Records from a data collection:

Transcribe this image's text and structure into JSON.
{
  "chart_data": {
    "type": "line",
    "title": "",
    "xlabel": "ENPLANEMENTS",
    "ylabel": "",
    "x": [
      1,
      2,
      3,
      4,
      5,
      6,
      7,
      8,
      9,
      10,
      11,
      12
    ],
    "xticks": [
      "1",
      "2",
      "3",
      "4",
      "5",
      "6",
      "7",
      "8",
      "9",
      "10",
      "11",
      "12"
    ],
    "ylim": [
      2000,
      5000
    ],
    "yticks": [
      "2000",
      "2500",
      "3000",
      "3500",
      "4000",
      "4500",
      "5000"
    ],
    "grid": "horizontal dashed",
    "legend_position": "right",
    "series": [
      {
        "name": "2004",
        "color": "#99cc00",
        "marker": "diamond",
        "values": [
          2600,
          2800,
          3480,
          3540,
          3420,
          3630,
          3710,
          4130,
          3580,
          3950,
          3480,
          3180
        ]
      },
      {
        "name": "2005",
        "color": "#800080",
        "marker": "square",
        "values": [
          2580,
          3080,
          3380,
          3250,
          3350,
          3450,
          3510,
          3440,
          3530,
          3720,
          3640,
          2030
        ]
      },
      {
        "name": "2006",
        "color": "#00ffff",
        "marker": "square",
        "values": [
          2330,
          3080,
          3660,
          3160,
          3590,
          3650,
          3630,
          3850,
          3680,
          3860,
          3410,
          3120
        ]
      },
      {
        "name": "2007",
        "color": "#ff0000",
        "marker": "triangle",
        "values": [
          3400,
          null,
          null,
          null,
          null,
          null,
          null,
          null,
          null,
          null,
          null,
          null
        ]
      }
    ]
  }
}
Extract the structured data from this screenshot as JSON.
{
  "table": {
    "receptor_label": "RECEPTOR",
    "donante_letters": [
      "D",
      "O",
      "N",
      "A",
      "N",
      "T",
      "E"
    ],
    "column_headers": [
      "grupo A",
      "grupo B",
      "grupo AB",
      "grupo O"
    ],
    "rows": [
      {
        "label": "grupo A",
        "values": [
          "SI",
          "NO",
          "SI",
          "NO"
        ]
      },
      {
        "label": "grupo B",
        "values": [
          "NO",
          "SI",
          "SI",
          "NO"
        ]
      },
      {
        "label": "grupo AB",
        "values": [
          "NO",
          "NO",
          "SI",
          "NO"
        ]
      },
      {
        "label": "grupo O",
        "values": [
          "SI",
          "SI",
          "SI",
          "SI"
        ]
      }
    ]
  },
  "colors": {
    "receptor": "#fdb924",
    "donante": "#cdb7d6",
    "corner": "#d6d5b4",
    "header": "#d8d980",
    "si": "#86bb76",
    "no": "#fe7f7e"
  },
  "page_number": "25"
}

▸ WORK TO BE COMPLETED
In the records above, locate every line with the string "name" and copy it.

▸ EXERCISE RESULT
        "name": "2004",
        "name": "2005",
        "name": "2006",
        "name": "2007",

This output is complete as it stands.